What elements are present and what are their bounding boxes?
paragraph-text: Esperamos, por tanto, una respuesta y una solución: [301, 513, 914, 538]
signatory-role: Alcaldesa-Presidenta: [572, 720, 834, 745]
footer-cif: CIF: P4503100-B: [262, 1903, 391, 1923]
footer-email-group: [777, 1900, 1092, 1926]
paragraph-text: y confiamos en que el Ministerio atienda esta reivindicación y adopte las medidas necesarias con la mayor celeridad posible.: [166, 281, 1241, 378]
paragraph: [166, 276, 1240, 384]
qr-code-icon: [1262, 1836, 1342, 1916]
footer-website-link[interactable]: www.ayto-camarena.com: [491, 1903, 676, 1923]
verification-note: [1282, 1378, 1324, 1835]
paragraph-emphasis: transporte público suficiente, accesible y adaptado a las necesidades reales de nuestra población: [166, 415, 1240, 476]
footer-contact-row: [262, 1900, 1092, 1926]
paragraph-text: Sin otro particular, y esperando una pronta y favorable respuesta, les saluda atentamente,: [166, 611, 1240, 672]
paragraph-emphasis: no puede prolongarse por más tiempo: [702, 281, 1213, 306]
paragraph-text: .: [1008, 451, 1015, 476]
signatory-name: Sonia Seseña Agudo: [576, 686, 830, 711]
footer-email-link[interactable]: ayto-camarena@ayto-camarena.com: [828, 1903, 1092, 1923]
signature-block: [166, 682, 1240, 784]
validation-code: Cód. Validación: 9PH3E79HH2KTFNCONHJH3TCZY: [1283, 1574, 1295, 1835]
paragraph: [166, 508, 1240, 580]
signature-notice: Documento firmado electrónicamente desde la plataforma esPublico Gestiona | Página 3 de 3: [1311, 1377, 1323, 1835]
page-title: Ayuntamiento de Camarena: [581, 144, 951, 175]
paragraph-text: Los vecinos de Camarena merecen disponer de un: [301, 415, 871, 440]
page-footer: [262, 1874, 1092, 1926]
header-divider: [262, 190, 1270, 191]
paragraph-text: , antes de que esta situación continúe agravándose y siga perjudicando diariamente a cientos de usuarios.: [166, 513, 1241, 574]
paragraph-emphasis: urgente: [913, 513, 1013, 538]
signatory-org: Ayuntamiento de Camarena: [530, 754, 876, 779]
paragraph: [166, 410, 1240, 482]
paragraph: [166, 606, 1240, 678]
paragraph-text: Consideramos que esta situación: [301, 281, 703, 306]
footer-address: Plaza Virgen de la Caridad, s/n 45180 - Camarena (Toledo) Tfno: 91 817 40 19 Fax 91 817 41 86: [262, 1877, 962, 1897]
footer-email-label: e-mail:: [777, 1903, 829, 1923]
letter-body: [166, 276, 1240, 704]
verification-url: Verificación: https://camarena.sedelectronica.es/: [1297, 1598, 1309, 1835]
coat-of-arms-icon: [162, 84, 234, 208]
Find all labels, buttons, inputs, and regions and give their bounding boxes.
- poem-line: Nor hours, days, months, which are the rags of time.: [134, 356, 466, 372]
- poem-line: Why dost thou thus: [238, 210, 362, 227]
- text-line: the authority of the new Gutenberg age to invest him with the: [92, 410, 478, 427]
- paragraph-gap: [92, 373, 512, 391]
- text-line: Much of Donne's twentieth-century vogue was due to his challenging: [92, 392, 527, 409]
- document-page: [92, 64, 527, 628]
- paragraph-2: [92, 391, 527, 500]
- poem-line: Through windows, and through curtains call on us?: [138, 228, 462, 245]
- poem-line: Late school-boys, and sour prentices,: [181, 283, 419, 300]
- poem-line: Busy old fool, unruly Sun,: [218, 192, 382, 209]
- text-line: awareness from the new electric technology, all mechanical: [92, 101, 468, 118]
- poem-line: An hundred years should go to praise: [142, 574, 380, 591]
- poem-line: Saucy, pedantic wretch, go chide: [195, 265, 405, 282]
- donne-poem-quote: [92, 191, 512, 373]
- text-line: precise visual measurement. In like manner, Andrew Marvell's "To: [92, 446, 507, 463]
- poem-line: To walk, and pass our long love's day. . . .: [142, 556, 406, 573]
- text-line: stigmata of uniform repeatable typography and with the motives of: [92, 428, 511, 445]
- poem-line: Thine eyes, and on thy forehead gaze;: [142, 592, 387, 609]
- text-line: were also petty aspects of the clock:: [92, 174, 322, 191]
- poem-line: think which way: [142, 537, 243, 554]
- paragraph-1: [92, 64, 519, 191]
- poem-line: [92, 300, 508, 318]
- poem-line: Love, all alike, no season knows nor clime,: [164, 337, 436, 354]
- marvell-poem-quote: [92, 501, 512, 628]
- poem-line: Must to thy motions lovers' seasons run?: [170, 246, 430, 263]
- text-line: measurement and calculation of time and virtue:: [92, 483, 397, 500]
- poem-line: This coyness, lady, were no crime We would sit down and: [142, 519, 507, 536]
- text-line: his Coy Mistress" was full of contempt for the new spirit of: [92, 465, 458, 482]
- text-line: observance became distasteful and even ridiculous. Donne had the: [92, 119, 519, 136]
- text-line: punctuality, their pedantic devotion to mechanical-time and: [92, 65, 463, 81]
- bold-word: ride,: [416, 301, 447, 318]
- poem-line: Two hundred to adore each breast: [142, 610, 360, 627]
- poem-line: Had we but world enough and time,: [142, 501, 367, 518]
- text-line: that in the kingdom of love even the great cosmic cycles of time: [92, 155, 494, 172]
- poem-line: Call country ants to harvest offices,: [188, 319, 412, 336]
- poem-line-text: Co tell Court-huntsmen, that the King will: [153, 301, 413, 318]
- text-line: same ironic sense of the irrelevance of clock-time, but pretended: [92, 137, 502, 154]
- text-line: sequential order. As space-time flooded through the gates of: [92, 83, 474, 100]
┄┄┄┄┄┄┄┄┄┄
Exercise details
Rewrite every line of the listing, replacing each occurrence of "text-line" with "prose-line" and leaving everything else unchanged.

Finished task
What elements are present and what are their bounding boxes?
paragraph-text: Esperamos, por tanto, una respuesta y una solución: [301, 513, 914, 538]
signatory-role: Alcaldesa-Presidenta: [572, 720, 834, 745]
footer-cif: CIF: P4503100-B: [262, 1903, 391, 1923]
footer-email-group: [777, 1900, 1092, 1926]
paragraph-text: y confiamos en que el Ministerio atienda esta reivindicación y adopte las medidas necesarias con la mayor celeridad posible.: [166, 281, 1241, 378]
paragraph: [166, 276, 1240, 384]
qr-code-icon: [1262, 1836, 1342, 1916]
footer-website-link[interactable]: www.ayto-camarena.com: [491, 1903, 676, 1923]
verification-note: [1282, 1378, 1324, 1835]
paragraph-emphasis: transporte público suficiente, accesible y adaptado a las necesidades reales de nuestra población: [166, 415, 1240, 476]
footer-contact-row: [262, 1900, 1092, 1926]
paragraph-text: Sin otro particular, y esperando una pronta y favorable respuesta, les saluda atentamente,: [166, 611, 1240, 672]
paragraph-emphasis: no puede prolongarse por más tiempo: [702, 281, 1213, 306]
paragraph-text: .: [1008, 451, 1015, 476]
signatory-name: Sonia Seseña Agudo: [576, 686, 830, 711]
footer-email-link[interactable]: ayto-camarena@ayto-camarena.com: [828, 1903, 1092, 1923]
signature-block: [166, 682, 1240, 784]
validation-code: Cód. Validación: 9PH3E79HH2KTFNCONHJH3TCZY: [1283, 1574, 1295, 1835]
paragraph: [166, 508, 1240, 580]
signature-notice: Documento firmado electrónicamente desde la plataforma esPublico Gestiona | Página 3 de 3: [1311, 1377, 1323, 1835]
page-title: Ayuntamiento de Camarena: [581, 144, 951, 175]
paragraph-text: Los vecinos de Camarena merecen disponer de un: [301, 415, 871, 440]
page-footer: [262, 1874, 1092, 1926]
header-divider: [262, 190, 1270, 191]
paragraph-text: , antes de que esta situación continúe agravándose y siga perjudicando diariamente a cientos de usuarios.: [166, 513, 1241, 574]
paragraph-emphasis: urgente: [913, 513, 1013, 538]
signatory-org: Ayuntamiento de Camarena: [530, 754, 876, 779]
paragraph: [166, 410, 1240, 482]
paragraph: [166, 606, 1240, 678]
paragraph-text: Consideramos que esta situación: [301, 281, 703, 306]
footer-address: Plaza Virgen de la Caridad, s/n 45180 - Camarena (Toledo) Tfno: 91 817 40 19 Fax 91 817 41 86: [262, 1877, 962, 1897]
footer-email-label: e-mail:: [777, 1903, 829, 1923]
letter-body: [166, 276, 1240, 704]
verification-url: Verificación: https://camarena.sedelectronica.es/: [1297, 1598, 1309, 1835]
coat-of-arms-icon: [162, 84, 234, 208]
Find all labels, buttons, inputs, and regions and give their bounding boxes.
- poem-line: Nor hours, days, months, which are the rags of time.: [134, 356, 466, 372]
- poem-line: Why dost thou thus: [238, 210, 362, 227]
- prose-line: the authority of the new Gutenberg age to invest him with the: [92, 410, 478, 427]
- paragraph-gap: [92, 373, 512, 391]
- prose-line: Much of Donne's twentieth-century vogue was due to his challenging: [92, 392, 527, 409]
- document-page: [92, 64, 527, 628]
- paragraph-2: [92, 391, 527, 500]
- poem-line: Through windows, and through curtains call on us?: [138, 228, 462, 245]
- poem-line: Late school-boys, and sour prentices,: [181, 283, 419, 300]
- poem-line: Busy old fool, unruly Sun,: [218, 192, 382, 209]
- prose-line: awareness from the new electric technology, all mechanical: [92, 101, 468, 118]
- poem-line: An hundred years should go to praise: [142, 574, 380, 591]
- poem-line: Saucy, pedantic wretch, go chide: [195, 265, 405, 282]
- donne-poem-quote: [92, 191, 512, 373]
- prose-line: precise visual measurement. In like manner, Andrew Marvell's "To: [92, 446, 507, 463]
- poem-line: To walk, and pass our long love's day. . . .: [142, 556, 406, 573]
- prose-line: stigmata of uniform repeatable typography and with the motives of: [92, 428, 511, 445]
- poem-line: Thine eyes, and on thy forehead gaze;: [142, 592, 387, 609]
- prose-line: were also petty aspects of the clock:: [92, 174, 322, 191]
- poem-line: think which way: [142, 537, 243, 554]
- paragraph-1: [92, 64, 519, 191]
- poem-line: [92, 300, 508, 318]
- poem-line: Love, all alike, no season knows nor clime,: [164, 337, 436, 354]
- marvell-poem-quote: [92, 501, 512, 628]
- poem-line: Must to thy motions lovers' seasons run?: [170, 246, 430, 263]
- prose-line: measurement and calculation of time and virtue:: [92, 483, 397, 500]
- poem-line: This coyness, lady, were no crime We would sit down and: [142, 519, 507, 536]
- prose-line: his Coy Mistress" was full of contempt for the new spirit of: [92, 465, 458, 482]
- prose-line: observance became distasteful and even ridiculous. Donne had the: [92, 119, 519, 136]
- prose-line: punctuality, their pedantic devotion to mechanical-time and: [92, 65, 463, 81]
- bold-word: ride,: [416, 301, 447, 318]
- poem-line: Two hundred to adore each breast: [142, 610, 360, 627]
- poem-line: Had we but world enough and time,: [142, 501, 367, 518]
- prose-line: that in the kingdom of love even the great cosmic cycles of time: [92, 155, 494, 172]
- poem-line: Call country ants to harvest offices,: [188, 319, 412, 336]
- poem-line-text: Co tell Court-huntsmen, that the King will: [153, 301, 413, 318]
- prose-line: same ironic sense of the irrelevance of clock-time, but pretended: [92, 137, 502, 154]
- prose-line: sequential order. As space-time flooded through the gates of: [92, 83, 474, 100]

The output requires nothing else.